> INPUT RECORDS:
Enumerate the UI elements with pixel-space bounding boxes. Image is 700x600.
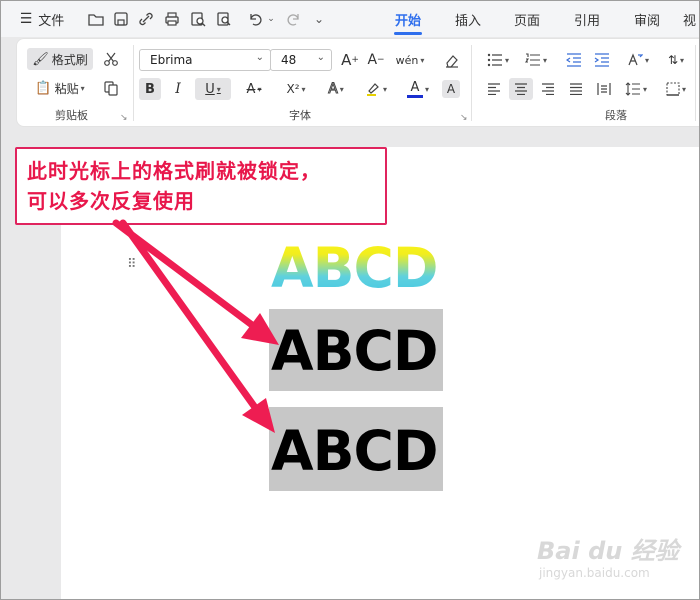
watermark-logo-text: Bai du 经验 xyxy=(537,537,679,565)
annotation-arrows xyxy=(112,219,279,433)
baidu-watermark: Bai du 经验 jingyan.baidu.com xyxy=(537,531,679,580)
app-window: ☰ 文件 ⌄ ⌄ 开始 插入 页面 引用 审阅 视 🖌 格式刷 📋 粘贴 ▾ 剪… xyxy=(0,0,700,600)
watermark-url: jingyan.baidu.com xyxy=(539,566,650,580)
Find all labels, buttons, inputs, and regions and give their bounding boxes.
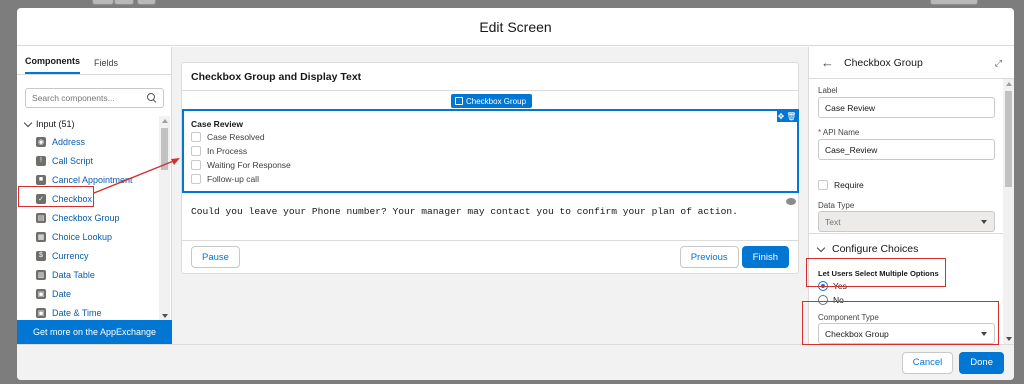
annotation-arrow xyxy=(93,158,180,194)
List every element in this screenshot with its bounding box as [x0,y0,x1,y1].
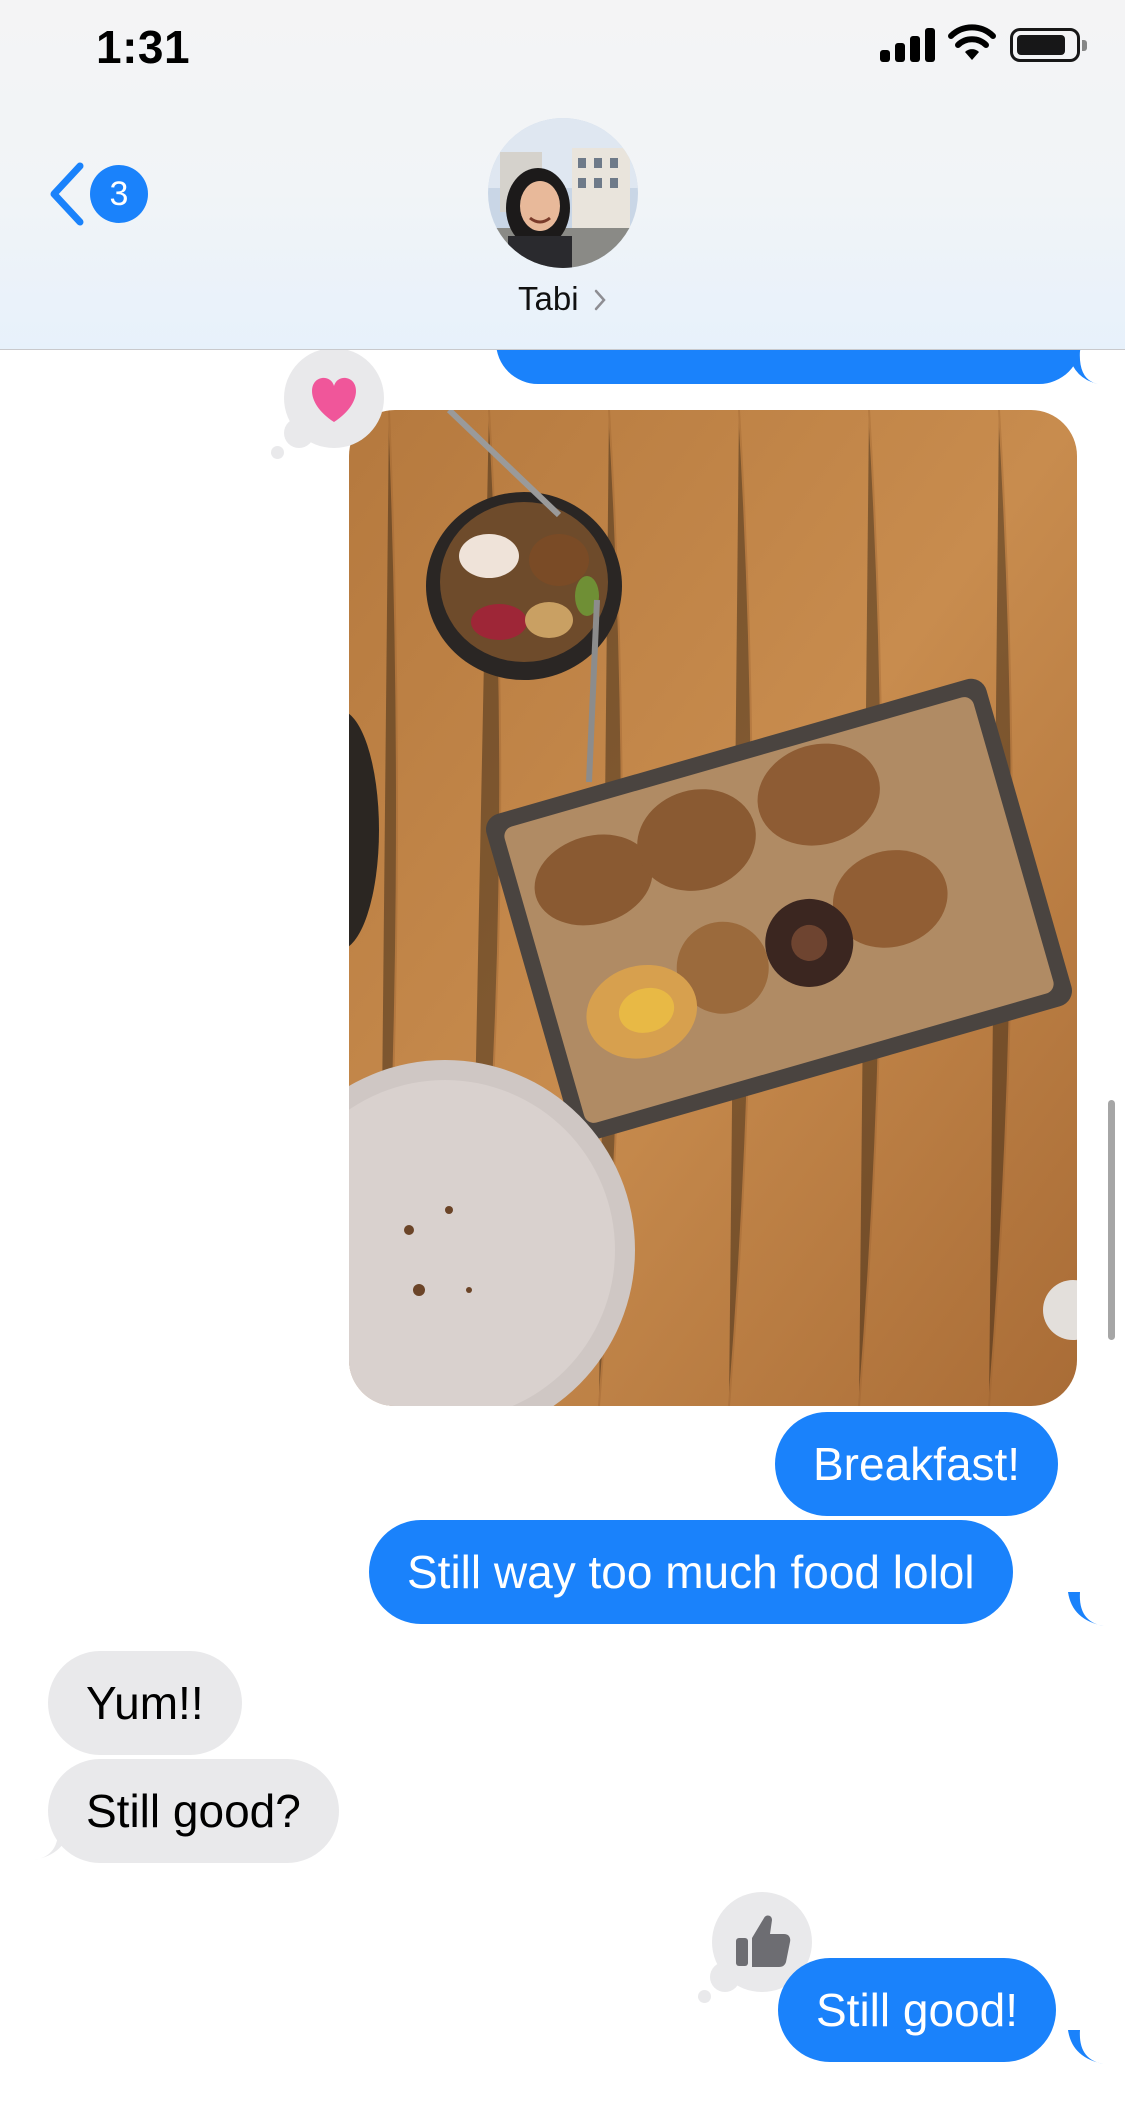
wifi-icon [948,24,996,60]
scroll-indicator[interactable] [1108,1100,1115,1340]
bubble-tail [1068,350,1098,384]
avatar-photo [488,118,638,268]
cellular-signal-icon [880,28,936,62]
contact-name: Tabi [518,280,579,317]
chevron-left-icon [50,162,84,226]
heart-icon [312,377,356,422]
status-bar: 1:31 [0,0,1125,95]
breakfast-photo-image [349,410,1077,1406]
sent-message-bubble[interactable]: Still way too much food lolol [369,1520,1013,1624]
breakfast-photo[interactable] [349,410,1077,1406]
unread-count-badge: 3 [90,165,148,223]
bubble-tail [1068,2030,1104,2064]
status-time: 1:31 [96,21,191,73]
heart-tapback[interactable] [284,348,384,448]
received-message-bubble[interactable]: Still good? [48,1759,339,1863]
bubble-tail [1068,1592,1104,1626]
battery-icon [1010,28,1087,62]
tapback-tail-dot [271,446,284,459]
received-message-bubble[interactable]: Yum!! [48,1651,242,1755]
contact-name-button[interactable]: Tabi [0,280,1125,318]
sent-message-bubble[interactable]: Still good! [778,1958,1057,2062]
back-button[interactable]: 3 [46,158,156,230]
tapback-tail-dot [698,1990,711,2003]
chevron-right-icon [594,289,606,311]
bubble-tail [34,1826,70,1860]
contact-avatar[interactable] [488,118,638,268]
sent-message-bubble[interactable]: Breakfast! [775,1412,1059,1516]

> GIVEN EXERCISE:
Update all of the material above by replacing every "bubble-tail" with "message-tail" and changing nothing else. Leave the pictures out.

> OUTPUT OF THE TASK:
Enumerate the UI elements with pixel-space bounding boxes. Image is 700x600.
watermark-logo-text: Bai du 经验 xyxy=(537,537,679,565)
annotation-arrows xyxy=(112,219,279,433)
baidu-watermark: Bai du 经验 jingyan.baidu.com xyxy=(537,531,679,580)
app-window: ☰ 文件 ⌄ ⌄ 开始 插入 页面 引用 审阅 视 🖌 格式刷 📋 粘贴 ▾ 剪… xyxy=(0,0,700,600)
watermark-url: jingyan.baidu.com xyxy=(539,566,650,580)
Find all labels, buttons, inputs, and regions and give their bounding boxes.
annotation-arrow xyxy=(93,158,180,194)
List every element in this screenshot with its bounding box as [x0,y0,x1,y1].
wifi-icon [948,24,996,60]
scroll-indicator[interactable] [1108,1100,1115,1340]
message-tail [1068,350,1098,384]
avatar-photo [488,118,638,268]
cellular-signal-icon [880,28,936,62]
contact-name: Tabi [518,280,579,317]
chevron-left-icon [50,162,84,226]
heart-icon [312,377,356,422]
status-bar: 1:31 [0,0,1125,95]
breakfast-photo-image [349,410,1077,1406]
sent-message-bubble[interactable]: Still way too much food lolol [369,1520,1013,1624]
breakfast-photo[interactable] [349,410,1077,1406]
unread-count-badge: 3 [90,165,148,223]
message-tail [1068,2030,1104,2064]
status-time: 1:31 [96,21,191,73]
heart-tapback[interactable] [284,348,384,448]
received-message-bubble[interactable]: Still good? [48,1759,339,1863]
message-tail [1068,1592,1104,1626]
battery-icon [1010,28,1087,62]
tapback-tail-dot [271,446,284,459]
received-message-bubble[interactable]: Yum!! [48,1651,242,1755]
contact-name-button[interactable]: Tabi [0,280,1125,318]
sent-message-bubble[interactable]: Still good! [778,1958,1057,2062]
back-button[interactable]: 3 [46,158,156,230]
tapback-tail-dot [698,1990,711,2003]
chevron-right-icon [594,289,606,311]
message-tail [34,1826,70,1860]
contact-avatar[interactable] [488,118,638,268]
sent-message-bubble[interactable]: Breakfast! [775,1412,1059,1516]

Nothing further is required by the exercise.